--- start ---

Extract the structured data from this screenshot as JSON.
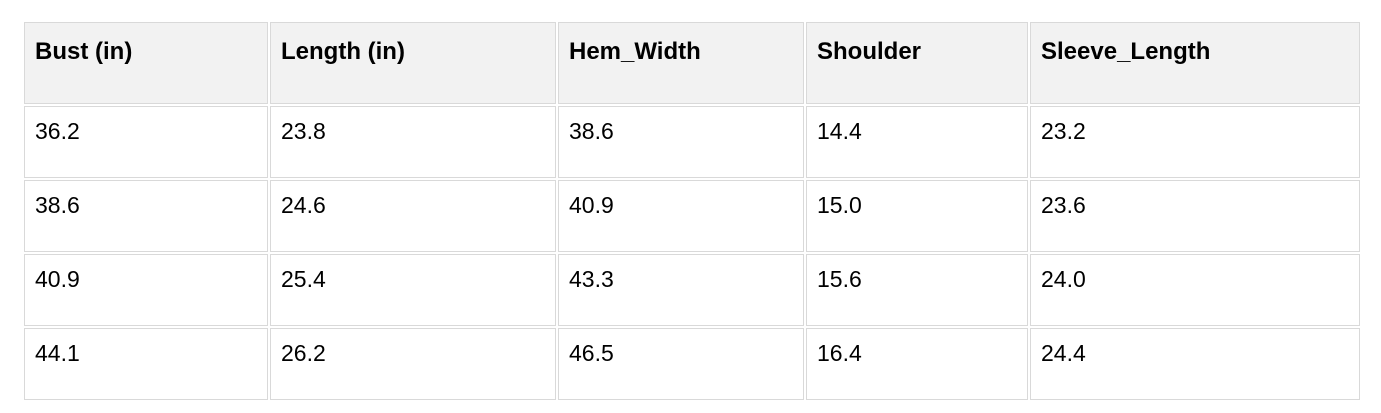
{
  "chart_data": {
    "type": "table",
    "title": "",
    "columns": [
      "Bust (in)",
      "Length (in)",
      "Hem_Width",
      "Shoulder",
      "Sleeve_Length"
    ],
    "rows": [
      [
        "36.2",
        "23.8",
        "38.6",
        "14.4",
        "23.2"
      ],
      [
        "38.6",
        "24.6",
        "40.9",
        "15.0",
        "23.6"
      ],
      [
        "40.9",
        "25.4",
        "43.3",
        "15.6",
        "24.0"
      ],
      [
        "44.1",
        "26.2",
        "46.5",
        "16.4",
        "24.4"
      ]
    ]
  },
  "colors": {
    "header_bg": "#f2f2f2",
    "border": "#d9d9d9",
    "text": "#000000",
    "page_bg": "#ffffff"
  }
}
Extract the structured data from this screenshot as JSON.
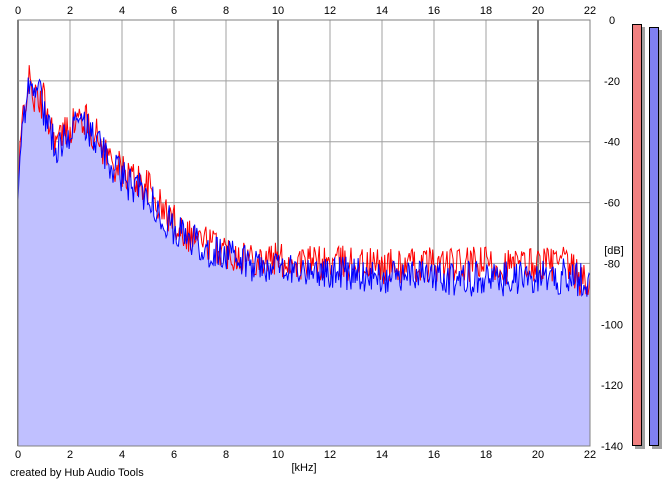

--- end ---

Copy out each line exactly, without the pictures.

Extract the structured data from this screenshot as JSON.
{
  "chart_data": {
    "type": "table",
    "title": "",
    "columns": [
      "Bust (in)",
      "Length (in)",
      "Hem_Width",
      "Shoulder",
      "Sleeve_Length"
    ],
    "rows": [
      [
        "36.2",
        "23.8",
        "38.6",
        "14.4",
        "23.2"
      ],
      [
        "38.6",
        "24.6",
        "40.9",
        "15.0",
        "23.6"
      ],
      [
        "40.9",
        "25.4",
        "43.3",
        "15.6",
        "24.0"
      ],
      [
        "44.1",
        "26.2",
        "46.5",
        "16.4",
        "24.4"
      ]
    ]
  },
  "colors": {
    "header_bg": "#f2f2f2",
    "border": "#d9d9d9",
    "text": "#000000",
    "page_bg": "#ffffff"
  }
}
Extract the structured data from this screenshot as JSON.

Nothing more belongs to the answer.